| OBJECTIVE |
Copy each line that contains the word "Meta".

| EXTRACTED RECORDS |
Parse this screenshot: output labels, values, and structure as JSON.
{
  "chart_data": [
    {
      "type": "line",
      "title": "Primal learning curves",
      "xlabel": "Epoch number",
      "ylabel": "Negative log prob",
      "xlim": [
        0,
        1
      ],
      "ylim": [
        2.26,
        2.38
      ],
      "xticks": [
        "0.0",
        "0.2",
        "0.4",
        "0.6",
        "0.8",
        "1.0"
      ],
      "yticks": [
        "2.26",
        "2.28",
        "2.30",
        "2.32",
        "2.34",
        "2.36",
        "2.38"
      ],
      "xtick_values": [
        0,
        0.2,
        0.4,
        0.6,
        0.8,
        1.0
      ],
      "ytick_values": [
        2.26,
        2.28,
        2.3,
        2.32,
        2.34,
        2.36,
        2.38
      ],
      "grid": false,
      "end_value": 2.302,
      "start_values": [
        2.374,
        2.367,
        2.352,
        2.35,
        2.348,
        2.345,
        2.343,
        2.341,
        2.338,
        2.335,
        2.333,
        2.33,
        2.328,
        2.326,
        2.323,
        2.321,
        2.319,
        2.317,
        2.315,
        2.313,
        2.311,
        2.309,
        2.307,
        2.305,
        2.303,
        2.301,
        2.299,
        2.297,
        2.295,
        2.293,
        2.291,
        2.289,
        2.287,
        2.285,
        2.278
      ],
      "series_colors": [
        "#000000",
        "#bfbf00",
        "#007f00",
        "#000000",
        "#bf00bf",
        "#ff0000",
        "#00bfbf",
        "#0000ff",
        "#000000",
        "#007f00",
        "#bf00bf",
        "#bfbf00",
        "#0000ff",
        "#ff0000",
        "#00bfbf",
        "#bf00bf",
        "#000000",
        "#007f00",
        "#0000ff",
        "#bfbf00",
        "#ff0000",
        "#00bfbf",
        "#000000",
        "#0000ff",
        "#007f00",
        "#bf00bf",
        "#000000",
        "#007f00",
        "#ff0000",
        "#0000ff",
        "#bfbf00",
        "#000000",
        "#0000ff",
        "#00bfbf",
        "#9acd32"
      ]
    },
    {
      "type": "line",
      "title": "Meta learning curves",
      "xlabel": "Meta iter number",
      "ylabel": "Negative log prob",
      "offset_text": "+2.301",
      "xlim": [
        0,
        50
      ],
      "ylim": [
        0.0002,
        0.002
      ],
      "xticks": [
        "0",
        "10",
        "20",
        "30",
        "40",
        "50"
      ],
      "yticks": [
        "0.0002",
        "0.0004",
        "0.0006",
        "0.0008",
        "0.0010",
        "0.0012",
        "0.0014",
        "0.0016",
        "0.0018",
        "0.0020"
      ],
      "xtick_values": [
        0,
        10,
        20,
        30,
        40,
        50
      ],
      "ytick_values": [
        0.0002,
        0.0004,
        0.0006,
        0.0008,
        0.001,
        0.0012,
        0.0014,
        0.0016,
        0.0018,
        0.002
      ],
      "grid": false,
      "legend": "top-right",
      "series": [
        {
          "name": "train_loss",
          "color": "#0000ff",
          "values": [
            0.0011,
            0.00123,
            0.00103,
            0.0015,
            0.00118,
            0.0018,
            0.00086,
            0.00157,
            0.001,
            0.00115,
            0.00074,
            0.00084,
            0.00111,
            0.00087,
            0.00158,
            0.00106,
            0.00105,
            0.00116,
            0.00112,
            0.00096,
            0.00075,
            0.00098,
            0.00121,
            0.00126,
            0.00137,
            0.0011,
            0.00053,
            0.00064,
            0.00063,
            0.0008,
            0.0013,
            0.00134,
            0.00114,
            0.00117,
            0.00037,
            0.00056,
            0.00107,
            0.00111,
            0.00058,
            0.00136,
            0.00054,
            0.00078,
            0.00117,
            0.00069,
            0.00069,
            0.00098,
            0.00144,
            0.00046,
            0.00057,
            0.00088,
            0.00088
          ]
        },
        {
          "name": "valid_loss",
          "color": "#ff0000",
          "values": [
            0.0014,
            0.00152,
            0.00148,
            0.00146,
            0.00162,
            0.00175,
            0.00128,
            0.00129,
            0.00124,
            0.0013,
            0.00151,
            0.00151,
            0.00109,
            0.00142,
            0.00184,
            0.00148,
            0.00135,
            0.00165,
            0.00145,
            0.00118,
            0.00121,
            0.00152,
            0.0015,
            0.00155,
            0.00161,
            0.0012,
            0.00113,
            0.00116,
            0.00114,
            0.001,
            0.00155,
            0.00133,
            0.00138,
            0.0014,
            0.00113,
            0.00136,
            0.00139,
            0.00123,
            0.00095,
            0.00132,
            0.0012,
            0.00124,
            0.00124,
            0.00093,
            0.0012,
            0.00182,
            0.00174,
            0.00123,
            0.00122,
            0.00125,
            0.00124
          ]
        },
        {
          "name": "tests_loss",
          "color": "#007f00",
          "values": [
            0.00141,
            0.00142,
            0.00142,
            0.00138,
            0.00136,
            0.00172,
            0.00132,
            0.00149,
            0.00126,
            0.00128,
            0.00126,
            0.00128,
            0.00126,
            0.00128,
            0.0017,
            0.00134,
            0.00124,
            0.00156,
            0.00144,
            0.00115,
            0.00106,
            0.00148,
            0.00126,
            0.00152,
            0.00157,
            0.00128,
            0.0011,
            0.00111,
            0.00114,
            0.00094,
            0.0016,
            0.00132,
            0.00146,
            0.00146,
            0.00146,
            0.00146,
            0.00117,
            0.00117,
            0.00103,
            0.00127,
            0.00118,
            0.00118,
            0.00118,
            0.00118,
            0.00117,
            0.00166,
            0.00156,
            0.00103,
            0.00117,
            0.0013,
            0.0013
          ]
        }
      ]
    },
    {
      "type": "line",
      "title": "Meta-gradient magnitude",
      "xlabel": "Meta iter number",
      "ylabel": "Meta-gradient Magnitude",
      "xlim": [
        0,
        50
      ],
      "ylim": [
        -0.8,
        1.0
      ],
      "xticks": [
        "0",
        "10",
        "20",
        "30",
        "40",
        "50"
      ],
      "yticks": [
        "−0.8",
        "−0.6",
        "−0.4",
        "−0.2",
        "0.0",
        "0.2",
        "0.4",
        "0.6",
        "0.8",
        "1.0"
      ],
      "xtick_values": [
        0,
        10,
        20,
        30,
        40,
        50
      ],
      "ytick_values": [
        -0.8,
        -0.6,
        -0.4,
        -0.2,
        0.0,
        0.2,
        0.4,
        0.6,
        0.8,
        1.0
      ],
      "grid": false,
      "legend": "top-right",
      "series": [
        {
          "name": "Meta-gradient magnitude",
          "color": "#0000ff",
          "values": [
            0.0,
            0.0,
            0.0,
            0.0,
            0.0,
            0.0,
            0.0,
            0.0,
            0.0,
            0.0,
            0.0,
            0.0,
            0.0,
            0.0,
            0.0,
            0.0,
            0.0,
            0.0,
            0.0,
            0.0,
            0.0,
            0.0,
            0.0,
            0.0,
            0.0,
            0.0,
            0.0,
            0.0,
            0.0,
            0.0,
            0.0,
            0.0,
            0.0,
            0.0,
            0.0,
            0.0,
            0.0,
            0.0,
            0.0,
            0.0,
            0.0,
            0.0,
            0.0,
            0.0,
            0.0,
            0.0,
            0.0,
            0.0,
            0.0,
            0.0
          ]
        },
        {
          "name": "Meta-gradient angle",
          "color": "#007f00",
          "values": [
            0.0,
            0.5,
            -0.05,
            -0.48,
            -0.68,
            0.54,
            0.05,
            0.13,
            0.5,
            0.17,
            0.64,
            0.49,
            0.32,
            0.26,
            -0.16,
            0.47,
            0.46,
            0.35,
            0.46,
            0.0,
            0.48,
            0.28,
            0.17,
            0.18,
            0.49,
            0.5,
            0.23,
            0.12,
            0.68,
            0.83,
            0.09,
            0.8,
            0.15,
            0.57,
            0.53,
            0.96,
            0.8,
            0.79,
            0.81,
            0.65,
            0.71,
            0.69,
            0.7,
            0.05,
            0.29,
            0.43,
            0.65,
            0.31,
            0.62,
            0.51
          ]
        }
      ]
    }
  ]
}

==

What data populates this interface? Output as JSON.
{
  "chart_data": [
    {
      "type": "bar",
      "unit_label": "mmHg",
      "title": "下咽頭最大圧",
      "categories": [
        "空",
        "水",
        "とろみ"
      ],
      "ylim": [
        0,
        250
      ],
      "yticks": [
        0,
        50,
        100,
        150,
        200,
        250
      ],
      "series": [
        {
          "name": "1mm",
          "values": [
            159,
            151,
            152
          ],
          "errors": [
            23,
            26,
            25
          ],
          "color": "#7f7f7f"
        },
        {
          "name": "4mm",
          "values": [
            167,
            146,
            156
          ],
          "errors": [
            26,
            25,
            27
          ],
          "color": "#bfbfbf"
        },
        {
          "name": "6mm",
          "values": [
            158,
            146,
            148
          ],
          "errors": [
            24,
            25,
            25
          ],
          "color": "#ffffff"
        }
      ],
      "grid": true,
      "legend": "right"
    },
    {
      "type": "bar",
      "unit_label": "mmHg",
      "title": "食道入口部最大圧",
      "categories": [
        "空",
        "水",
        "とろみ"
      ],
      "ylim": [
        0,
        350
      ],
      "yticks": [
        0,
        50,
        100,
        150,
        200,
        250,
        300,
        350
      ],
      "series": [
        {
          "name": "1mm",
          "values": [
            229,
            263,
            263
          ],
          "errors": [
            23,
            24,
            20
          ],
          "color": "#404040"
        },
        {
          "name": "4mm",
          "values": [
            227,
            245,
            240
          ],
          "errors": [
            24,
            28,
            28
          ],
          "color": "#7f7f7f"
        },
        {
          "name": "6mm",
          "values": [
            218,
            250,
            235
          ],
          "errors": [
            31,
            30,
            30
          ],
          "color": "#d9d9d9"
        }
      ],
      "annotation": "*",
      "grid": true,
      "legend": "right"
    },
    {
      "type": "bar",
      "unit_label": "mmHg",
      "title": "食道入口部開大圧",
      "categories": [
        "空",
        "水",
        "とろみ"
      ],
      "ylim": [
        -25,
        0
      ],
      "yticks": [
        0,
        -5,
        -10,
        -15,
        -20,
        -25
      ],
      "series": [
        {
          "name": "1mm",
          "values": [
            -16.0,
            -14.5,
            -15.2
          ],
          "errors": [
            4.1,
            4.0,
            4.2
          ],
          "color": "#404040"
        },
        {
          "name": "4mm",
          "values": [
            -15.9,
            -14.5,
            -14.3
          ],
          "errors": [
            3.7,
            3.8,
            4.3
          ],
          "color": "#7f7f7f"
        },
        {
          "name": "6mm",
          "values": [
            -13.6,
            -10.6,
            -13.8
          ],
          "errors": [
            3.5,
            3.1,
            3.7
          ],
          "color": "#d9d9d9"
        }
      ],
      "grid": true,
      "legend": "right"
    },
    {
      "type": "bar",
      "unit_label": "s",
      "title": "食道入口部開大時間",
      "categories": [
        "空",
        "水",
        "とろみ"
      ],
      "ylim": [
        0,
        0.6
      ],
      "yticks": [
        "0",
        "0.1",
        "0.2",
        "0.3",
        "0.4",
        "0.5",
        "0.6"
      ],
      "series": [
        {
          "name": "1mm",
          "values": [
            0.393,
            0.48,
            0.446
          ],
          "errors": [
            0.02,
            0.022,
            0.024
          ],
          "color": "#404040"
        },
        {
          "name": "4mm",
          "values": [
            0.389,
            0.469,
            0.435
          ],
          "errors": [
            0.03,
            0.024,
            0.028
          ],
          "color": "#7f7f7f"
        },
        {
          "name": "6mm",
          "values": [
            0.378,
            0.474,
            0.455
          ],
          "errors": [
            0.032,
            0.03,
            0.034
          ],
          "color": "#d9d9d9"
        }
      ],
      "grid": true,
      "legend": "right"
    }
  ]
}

| RESULT FOR THIS TASK |
      "title": "Meta learning curves",
      "xlabel": "Meta iter number",
      "title": "Meta-gradient magnitude",
      "xlabel": "Meta iter number",
      "ylabel": "Meta-gradient Magnitude",
          "name": "Meta-gradient magnitude",
          "name": "Meta-gradient angle",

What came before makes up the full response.